[begin INPUT MATERIAL]
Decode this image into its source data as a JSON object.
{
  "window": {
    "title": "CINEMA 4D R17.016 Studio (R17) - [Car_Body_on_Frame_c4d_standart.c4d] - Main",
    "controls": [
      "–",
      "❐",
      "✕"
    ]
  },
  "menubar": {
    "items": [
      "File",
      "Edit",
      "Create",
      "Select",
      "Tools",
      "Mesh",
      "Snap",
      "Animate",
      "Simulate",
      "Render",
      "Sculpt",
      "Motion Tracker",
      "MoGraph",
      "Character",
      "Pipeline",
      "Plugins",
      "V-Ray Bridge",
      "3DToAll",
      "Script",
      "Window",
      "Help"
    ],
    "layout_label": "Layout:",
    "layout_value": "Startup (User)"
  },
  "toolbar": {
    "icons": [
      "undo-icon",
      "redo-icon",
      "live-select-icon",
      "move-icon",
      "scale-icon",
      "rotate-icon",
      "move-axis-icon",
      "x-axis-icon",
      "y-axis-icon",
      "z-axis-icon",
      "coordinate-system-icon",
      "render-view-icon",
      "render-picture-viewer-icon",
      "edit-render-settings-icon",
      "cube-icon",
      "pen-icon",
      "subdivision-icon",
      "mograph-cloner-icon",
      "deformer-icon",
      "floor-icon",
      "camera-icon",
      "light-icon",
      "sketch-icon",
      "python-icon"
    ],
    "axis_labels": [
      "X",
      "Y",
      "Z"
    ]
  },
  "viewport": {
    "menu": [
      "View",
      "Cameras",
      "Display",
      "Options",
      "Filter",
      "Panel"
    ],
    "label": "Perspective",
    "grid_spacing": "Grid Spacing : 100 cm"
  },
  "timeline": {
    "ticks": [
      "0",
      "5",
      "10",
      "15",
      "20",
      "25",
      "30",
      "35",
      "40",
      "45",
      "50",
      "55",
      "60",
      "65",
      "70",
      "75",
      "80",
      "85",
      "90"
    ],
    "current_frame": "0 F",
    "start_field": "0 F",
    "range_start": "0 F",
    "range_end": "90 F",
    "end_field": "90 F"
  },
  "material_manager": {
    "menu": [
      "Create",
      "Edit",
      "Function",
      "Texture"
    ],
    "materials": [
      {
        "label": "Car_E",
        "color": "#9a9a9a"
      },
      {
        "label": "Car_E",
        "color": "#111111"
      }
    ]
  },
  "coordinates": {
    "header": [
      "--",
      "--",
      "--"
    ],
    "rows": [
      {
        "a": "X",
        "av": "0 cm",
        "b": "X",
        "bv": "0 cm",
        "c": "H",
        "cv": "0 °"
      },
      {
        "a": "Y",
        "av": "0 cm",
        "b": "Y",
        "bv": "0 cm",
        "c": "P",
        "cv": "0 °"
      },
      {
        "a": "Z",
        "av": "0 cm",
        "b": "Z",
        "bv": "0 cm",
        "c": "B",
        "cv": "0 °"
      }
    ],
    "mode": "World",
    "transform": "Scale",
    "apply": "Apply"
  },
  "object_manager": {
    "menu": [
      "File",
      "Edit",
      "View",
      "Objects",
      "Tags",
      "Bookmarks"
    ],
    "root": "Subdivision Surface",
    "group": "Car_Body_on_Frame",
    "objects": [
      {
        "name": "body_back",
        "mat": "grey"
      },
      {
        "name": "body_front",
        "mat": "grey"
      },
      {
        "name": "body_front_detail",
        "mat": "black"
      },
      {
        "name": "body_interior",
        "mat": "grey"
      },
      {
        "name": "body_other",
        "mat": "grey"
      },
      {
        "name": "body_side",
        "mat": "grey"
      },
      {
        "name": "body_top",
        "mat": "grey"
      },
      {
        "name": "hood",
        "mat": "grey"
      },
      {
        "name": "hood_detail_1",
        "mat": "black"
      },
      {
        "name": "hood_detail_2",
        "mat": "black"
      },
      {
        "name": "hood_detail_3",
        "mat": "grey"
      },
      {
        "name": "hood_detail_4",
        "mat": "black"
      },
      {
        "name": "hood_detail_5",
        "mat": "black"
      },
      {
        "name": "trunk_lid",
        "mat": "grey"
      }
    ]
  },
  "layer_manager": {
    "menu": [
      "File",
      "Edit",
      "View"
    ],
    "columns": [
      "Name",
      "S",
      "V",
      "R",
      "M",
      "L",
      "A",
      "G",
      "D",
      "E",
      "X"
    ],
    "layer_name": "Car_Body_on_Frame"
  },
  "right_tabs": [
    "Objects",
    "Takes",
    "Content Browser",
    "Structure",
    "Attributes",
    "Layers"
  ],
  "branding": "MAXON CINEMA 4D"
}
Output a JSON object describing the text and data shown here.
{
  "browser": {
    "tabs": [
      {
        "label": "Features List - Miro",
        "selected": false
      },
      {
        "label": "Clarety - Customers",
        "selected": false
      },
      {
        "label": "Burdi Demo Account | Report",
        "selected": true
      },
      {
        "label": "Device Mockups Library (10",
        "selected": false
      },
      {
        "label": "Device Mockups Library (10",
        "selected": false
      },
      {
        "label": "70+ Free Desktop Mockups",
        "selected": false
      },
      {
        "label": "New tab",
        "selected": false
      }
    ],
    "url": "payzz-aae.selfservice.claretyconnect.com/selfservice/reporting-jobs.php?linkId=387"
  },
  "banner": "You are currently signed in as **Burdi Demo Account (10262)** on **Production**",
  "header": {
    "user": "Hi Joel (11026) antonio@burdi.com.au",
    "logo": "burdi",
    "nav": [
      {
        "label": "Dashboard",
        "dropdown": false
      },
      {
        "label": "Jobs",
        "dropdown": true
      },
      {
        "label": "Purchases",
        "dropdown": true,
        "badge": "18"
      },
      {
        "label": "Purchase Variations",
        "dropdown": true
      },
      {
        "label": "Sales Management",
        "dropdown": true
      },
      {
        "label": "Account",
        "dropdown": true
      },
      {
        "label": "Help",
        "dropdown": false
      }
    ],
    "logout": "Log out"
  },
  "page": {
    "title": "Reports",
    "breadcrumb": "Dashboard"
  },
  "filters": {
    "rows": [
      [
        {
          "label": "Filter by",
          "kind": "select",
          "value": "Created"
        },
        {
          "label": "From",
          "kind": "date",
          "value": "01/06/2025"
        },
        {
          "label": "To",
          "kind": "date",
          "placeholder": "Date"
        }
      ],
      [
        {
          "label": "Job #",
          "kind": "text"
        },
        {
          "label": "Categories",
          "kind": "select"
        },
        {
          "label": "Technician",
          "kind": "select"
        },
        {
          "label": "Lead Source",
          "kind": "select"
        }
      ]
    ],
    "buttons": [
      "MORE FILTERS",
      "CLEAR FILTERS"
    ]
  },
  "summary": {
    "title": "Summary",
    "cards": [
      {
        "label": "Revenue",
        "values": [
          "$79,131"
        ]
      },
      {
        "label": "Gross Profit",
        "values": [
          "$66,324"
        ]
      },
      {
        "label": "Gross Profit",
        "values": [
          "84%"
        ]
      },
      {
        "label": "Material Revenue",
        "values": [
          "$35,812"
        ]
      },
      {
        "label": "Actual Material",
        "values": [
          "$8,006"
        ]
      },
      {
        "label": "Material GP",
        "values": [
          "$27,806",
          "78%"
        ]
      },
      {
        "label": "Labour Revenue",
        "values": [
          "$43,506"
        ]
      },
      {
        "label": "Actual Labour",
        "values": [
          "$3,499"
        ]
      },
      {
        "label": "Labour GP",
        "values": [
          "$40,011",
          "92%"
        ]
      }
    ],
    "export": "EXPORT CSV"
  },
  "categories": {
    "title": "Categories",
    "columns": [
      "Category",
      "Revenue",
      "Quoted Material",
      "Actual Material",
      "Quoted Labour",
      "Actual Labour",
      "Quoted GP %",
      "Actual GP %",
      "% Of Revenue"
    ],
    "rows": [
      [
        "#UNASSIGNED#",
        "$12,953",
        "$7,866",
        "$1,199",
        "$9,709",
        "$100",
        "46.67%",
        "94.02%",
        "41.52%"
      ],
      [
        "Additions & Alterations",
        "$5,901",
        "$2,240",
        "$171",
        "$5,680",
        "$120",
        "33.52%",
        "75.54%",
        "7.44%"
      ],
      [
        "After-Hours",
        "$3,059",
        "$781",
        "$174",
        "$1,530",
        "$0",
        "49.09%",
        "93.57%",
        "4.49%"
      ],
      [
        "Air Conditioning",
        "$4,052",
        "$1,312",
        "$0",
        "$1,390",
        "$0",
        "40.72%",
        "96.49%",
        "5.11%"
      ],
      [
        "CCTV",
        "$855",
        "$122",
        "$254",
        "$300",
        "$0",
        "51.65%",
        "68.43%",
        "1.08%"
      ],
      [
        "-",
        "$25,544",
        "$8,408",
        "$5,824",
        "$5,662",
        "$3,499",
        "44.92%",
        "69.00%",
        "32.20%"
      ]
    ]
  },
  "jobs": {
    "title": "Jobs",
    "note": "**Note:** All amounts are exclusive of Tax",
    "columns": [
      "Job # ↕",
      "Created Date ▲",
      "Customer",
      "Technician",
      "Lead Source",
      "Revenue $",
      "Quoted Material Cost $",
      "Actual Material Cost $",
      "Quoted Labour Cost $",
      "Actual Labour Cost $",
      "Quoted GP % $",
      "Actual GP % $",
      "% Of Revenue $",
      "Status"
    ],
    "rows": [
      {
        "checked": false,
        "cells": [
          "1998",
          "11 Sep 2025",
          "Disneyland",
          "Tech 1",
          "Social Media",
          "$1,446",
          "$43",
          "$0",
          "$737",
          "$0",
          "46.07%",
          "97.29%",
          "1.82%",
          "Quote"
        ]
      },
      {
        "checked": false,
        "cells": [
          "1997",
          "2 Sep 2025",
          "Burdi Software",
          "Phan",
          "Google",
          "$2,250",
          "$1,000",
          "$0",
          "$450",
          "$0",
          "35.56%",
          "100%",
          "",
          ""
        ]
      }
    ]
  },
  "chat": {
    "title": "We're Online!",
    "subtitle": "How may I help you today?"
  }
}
[end INPUT MATERIAL]
== WHAT IS EXPECTED ==
Show all lines above holding "Quoted".

== SOLUTION TO THE EXERCISE ==
      "Quoted Material",
      "Quoted Labour",
      "Quoted GP %",
      "Quoted Material Cost $",
      "Quoted Labour Cost $",
      "Quoted GP % $",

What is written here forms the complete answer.